Problem to solve: Copy out the lines of the data from the very start down to and including the line that contains "photo-thumbnail-item[interactable] xyxy=(151,980,319,1148)", keeping every character as it appears.

Records of where elements appear

↓

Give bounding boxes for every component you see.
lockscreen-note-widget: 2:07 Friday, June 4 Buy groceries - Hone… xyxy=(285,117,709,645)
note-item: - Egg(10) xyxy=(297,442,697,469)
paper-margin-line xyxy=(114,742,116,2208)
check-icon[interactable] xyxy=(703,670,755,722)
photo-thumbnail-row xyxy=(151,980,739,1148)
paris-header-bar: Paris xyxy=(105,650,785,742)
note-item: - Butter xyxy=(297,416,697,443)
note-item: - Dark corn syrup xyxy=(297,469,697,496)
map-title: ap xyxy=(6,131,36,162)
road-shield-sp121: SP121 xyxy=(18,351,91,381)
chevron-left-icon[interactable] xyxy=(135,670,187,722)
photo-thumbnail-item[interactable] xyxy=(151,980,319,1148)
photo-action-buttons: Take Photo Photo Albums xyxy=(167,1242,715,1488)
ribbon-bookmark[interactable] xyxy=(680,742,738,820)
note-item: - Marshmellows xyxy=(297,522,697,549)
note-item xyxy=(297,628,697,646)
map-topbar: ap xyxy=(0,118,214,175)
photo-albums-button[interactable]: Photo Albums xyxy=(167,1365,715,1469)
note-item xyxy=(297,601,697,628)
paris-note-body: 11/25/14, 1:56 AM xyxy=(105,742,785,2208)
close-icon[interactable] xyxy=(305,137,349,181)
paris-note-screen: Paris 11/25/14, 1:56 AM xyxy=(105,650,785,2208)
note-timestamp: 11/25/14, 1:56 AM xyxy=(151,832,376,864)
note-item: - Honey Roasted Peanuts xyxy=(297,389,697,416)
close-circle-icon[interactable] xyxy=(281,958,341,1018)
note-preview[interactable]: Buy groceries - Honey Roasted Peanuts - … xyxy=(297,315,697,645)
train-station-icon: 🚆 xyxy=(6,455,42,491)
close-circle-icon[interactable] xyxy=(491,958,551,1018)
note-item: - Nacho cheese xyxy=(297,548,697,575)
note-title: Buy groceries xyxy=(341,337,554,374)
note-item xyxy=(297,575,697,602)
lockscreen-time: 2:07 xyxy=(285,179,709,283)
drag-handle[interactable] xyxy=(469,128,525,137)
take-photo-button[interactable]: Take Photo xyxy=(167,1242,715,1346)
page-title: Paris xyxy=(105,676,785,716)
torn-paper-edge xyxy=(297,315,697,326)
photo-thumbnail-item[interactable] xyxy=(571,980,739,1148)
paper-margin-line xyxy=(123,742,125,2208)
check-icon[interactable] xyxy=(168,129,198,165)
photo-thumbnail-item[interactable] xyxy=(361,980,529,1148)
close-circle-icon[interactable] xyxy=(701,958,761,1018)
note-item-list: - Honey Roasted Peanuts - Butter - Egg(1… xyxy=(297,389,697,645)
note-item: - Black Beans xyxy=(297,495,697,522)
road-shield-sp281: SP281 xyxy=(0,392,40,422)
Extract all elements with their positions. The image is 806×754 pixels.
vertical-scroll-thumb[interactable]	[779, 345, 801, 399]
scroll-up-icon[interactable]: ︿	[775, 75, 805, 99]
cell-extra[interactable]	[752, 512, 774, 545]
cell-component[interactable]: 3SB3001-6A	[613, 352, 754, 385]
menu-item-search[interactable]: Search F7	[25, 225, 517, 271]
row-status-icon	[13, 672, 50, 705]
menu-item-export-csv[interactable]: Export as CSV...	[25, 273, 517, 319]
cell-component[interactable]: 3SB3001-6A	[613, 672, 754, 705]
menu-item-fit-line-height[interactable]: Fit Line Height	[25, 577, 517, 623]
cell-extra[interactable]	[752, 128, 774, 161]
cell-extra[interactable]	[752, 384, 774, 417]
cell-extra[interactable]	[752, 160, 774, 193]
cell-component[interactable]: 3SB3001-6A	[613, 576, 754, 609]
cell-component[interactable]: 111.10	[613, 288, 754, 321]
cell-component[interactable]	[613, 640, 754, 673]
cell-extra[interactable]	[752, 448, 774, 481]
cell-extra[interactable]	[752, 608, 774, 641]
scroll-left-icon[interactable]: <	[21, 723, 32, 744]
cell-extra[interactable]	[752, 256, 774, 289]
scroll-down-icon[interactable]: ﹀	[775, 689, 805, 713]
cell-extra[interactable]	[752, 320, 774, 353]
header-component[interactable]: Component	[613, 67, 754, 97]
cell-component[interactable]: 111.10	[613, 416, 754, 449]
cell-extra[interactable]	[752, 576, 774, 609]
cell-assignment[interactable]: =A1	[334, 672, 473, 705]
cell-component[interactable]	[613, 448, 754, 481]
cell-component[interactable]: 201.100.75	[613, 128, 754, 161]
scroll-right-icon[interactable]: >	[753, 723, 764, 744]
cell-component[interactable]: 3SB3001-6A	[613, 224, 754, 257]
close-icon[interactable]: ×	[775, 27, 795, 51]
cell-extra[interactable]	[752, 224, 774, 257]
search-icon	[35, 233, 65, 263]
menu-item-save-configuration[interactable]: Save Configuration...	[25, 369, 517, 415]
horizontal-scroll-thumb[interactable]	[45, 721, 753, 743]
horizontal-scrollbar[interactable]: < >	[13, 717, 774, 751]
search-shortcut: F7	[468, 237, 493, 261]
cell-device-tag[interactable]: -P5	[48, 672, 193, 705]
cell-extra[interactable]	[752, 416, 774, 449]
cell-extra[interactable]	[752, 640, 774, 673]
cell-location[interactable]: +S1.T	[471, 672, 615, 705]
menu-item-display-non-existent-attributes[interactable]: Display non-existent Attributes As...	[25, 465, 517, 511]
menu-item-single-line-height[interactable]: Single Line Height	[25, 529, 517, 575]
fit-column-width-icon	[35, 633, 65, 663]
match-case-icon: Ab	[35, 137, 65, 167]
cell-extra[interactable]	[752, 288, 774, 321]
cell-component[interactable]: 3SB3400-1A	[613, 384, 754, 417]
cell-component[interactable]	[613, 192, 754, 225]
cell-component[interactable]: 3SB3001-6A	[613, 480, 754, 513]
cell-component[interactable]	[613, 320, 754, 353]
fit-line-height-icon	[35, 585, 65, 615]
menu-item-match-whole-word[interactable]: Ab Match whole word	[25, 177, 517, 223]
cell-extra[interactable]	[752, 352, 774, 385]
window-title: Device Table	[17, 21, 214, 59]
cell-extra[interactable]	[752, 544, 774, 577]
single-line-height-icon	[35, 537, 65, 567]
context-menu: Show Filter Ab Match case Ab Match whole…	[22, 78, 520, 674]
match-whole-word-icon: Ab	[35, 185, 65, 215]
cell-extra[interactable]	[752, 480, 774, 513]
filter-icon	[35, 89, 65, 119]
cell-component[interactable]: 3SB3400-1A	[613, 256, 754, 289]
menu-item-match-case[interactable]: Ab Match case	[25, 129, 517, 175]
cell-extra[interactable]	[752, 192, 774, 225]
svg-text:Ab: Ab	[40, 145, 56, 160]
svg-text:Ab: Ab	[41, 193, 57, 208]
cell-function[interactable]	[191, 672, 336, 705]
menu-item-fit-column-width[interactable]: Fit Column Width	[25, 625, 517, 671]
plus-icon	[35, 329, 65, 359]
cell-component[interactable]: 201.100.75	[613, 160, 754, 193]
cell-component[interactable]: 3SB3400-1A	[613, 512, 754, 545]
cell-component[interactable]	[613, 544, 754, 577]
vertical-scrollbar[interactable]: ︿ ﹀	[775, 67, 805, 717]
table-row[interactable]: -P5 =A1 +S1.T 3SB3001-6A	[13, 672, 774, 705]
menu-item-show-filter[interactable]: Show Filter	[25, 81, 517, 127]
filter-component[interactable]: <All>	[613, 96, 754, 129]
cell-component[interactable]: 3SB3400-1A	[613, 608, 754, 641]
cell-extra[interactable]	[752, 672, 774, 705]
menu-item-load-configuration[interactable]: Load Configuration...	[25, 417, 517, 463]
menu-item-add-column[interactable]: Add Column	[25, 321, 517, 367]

↑

The completed task:
Give bounding boxes for every component you see.
lockscreen-note-widget: 2:07 Friday, June 4 Buy groceries - Hone… xyxy=(285,117,709,645)
note-item: - Egg(10) xyxy=(297,442,697,469)
paper-margin-line xyxy=(114,742,116,2208)
check-icon[interactable] xyxy=(703,670,755,722)
photo-thumbnail-row xyxy=(151,980,739,1148)
paris-header-bar: Paris xyxy=(105,650,785,742)
note-item: - Butter xyxy=(297,416,697,443)
note-item: - Dark corn syrup xyxy=(297,469,697,496)
map-title: ap xyxy=(6,131,36,162)
road-shield-sp121: SP121 xyxy=(18,351,91,381)
chevron-left-icon[interactable] xyxy=(135,670,187,722)
photo-thumbnail-item[interactable] xyxy=(151,980,319,1148)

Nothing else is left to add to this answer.